Check your understanding:
A. Reproduce, with no changes, the part of the Roman Baskov profile that opens with the words containing "- Position(s): Midfielder/Defender" and closes with "Novotroitsk / 67 / (7)".
B. Answer these questions from the Roman Baskov profile:
(i) Where was he born?
(ii) Which team did he play for in 2004–2005?
(iii) How many goals did he score for FC Balakovo?
C. Resume the Roman Baskov profile from the point where it stops.

Source extract:
==================================================

Roman Baskov

Personal information
- Full name: Roman Nikolayevich Baskov
- Date of birth: 1 April 1978 (age 46)
- Place of birth: Volzhsky, Volgograd Oblast, Russian SFSR
- Height: 1.92 m (6 ft 3+1⁄2 in)
- Position(s): Midfielder/Defender

Senior career*
- Years: Team / Apps / (Gls)
- 1996–1997: FC Torpedo Volzhsky / 19 / (2)
- 1998: FC Rotor Kamyshin / 14 / (2)
- 1998–1999: FC Lada-Grad Dimitrovgrad / 17 / (2)
- 2000–2001: FC Balakovo / 50 / (10)
- 2002: FC Sibur-Khimik Dzerzhinsk / 30 / (3)
- 2003: FC Gazovik Orenburg / 38 / (5)
- 2004–2005: FC KAMAZ Naberezhnye Chelny / 25 / (3)
- 2005–2007: FC Nosta Novotroitsk / 67 / (7)
- 2008: FC Lada Togliatti / 33 / (3)

==================================================

Excerpted records:
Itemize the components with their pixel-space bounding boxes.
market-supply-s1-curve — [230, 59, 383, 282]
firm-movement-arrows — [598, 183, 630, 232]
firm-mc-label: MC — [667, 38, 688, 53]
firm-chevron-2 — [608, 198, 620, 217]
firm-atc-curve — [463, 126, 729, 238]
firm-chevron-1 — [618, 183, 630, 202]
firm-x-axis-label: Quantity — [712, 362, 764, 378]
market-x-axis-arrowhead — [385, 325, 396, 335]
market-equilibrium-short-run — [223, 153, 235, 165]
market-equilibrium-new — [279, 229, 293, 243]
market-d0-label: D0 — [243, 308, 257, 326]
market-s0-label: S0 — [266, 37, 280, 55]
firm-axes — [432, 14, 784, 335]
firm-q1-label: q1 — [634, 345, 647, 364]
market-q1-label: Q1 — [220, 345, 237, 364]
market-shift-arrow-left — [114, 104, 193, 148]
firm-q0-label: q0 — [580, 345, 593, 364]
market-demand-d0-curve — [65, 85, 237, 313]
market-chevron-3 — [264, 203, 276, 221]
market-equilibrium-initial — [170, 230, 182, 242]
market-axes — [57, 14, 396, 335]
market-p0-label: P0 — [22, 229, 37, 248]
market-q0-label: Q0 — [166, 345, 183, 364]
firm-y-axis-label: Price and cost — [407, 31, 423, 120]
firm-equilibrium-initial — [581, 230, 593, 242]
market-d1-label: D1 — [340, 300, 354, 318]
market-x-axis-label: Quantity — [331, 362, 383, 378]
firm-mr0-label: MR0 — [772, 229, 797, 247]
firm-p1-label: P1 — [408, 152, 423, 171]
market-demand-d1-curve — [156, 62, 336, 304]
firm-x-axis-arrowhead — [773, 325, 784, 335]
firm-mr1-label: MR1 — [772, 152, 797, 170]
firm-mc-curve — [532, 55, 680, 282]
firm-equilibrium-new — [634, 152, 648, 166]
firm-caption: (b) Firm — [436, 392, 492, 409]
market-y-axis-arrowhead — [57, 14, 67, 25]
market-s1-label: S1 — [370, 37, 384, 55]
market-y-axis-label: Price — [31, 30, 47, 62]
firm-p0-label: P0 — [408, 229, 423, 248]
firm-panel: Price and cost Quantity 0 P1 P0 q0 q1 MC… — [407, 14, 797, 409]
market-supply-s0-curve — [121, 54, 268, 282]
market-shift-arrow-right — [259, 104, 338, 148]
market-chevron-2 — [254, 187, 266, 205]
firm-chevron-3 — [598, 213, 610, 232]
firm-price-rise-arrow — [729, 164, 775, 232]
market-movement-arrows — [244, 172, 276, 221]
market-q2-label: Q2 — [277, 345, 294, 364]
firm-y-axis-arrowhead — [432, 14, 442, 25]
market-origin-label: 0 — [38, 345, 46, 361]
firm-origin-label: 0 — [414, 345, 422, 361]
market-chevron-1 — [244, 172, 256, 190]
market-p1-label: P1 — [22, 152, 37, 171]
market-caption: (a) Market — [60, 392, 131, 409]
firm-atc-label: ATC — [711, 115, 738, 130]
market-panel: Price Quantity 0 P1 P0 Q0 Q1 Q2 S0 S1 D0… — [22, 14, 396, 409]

==================================================

Answers for this exercise:
A.
- Position(s): Midfielder/Defender

Senior career*
- Years: Team / Apps / (Gls)
- 1996–1997: FC Torpedo Volzhsky / 19 / (2)
- 1998: FC Rotor Kamyshin / 14 / (2)
- 1998–1999: FC Lada-Grad Dimitrovgrad / 17 / (2)
- 2000–2001: FC Balakovo / 50 / (10)
- 2002: FC Sibur-Khimik Dzerzhinsk / 30 / (3)
- 2003: FC Gazovik Orenburg / 38 / (5)
- 2004–2005: FC KAMAZ Naberezhnye Chelny / 25 / (3)
- 2005–2007: FC Nosta Novotroitsk / 67 / (7)

B.
(i) Volzhsky, Volgograd Oblast, Russian SFSR
(ii) FC KAMAZ Naberezhnye Chelny
(iii) 10

C.
- 2009: FC Energiya Volzhsky / 33 / (2)
- 2010: FC Volga Ulyanovsk / 19 / (0)
- 2011–2012: FC Energiya Volzhsky / 29 / (1)

Managerial career
- 2013: FC Energiya Volzhsky (assistant)

= Roman Baskov =

Russian footballer and coach

Roman Nikolayevich Baskov (Роман Николаевич Баськов; born 1 April 1978) is a former Russian professional football player and coach.

==Club career==
He played 7 seasons in the Russian Football National League for 4 different clubs.